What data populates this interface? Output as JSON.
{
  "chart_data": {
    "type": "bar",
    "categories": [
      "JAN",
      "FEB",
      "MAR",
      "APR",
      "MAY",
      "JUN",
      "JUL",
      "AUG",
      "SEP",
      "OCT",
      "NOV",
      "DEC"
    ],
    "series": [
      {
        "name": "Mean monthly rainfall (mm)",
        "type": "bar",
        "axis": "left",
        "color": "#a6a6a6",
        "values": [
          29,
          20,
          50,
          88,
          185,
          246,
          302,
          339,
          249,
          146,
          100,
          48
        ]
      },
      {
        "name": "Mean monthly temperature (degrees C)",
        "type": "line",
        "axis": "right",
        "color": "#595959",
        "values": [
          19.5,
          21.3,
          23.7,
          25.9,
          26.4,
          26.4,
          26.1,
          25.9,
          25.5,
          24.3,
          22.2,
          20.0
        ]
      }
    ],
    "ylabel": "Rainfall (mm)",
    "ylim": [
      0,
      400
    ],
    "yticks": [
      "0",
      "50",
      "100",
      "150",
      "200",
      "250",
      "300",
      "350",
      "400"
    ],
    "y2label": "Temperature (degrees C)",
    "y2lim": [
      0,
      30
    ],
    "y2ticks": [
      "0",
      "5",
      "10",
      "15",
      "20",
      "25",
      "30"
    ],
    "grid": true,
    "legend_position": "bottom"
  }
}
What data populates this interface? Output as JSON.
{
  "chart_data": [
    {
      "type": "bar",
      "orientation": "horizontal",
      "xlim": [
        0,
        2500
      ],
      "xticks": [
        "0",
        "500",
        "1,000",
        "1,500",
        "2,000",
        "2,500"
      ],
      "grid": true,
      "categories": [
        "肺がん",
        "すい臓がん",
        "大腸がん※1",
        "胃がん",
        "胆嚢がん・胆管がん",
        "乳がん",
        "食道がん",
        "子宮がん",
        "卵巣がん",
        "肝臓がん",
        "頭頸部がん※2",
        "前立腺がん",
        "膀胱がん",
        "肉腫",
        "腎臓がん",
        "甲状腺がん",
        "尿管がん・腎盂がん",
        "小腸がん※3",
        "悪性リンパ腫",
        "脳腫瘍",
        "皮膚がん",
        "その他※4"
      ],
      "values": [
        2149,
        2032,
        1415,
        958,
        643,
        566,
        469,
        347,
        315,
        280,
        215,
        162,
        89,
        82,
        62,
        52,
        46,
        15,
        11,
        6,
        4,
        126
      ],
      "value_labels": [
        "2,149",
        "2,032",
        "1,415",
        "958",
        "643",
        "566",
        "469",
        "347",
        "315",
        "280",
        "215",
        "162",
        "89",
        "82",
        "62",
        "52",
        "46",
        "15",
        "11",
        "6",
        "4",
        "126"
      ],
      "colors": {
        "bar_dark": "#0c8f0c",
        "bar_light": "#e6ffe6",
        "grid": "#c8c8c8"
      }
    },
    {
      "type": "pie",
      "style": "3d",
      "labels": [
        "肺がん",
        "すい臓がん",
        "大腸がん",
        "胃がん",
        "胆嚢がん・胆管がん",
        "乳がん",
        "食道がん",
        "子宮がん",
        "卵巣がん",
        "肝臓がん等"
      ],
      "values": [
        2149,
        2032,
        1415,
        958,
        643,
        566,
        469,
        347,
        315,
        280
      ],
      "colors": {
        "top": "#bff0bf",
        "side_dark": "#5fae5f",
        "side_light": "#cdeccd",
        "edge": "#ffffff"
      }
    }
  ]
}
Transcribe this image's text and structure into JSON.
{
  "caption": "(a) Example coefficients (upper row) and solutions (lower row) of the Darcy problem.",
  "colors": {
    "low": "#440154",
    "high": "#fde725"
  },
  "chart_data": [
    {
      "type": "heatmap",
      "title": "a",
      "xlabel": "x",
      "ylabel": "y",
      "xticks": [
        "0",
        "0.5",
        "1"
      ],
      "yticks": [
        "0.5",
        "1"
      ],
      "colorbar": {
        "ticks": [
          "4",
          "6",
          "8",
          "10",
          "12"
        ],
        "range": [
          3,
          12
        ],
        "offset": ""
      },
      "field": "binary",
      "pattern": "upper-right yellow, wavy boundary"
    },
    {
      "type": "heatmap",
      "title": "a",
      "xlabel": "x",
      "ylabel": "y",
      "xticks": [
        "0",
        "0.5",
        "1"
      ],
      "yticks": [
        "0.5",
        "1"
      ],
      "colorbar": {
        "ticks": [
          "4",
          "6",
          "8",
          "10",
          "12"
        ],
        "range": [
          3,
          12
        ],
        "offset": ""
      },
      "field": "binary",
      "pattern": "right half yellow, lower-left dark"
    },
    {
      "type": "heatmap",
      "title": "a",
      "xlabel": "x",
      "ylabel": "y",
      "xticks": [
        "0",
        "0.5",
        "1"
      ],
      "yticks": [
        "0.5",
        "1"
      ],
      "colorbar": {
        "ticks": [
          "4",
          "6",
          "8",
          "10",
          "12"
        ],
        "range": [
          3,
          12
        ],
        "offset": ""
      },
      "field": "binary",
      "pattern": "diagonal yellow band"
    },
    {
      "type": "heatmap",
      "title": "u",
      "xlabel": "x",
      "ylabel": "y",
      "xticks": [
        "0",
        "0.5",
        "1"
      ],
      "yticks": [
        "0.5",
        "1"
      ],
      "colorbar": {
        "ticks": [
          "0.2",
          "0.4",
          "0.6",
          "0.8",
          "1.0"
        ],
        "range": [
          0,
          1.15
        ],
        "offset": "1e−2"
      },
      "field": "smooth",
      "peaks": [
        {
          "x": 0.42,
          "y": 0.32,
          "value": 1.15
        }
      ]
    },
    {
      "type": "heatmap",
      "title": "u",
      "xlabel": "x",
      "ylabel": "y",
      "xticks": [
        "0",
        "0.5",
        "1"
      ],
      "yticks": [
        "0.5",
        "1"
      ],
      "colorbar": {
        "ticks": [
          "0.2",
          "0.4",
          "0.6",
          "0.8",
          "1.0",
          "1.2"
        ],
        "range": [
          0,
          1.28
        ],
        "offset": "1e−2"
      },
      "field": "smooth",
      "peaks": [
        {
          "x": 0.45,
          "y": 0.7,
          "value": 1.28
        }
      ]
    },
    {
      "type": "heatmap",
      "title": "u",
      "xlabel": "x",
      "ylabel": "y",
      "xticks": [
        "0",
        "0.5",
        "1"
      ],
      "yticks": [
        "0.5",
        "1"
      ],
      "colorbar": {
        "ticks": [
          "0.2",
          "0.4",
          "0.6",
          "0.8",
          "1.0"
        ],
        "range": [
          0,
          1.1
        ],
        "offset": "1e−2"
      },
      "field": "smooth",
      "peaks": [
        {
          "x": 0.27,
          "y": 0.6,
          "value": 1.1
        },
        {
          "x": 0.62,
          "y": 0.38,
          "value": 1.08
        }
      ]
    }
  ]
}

::::::::

Goal: Every line containing the string "upper" must be listed.

Output below:
  "caption": "(a) Example coefficients (upper row) and solutions (lower row) of the Darcy problem.",
      "pattern": "upper-right yellow, wavy boundary"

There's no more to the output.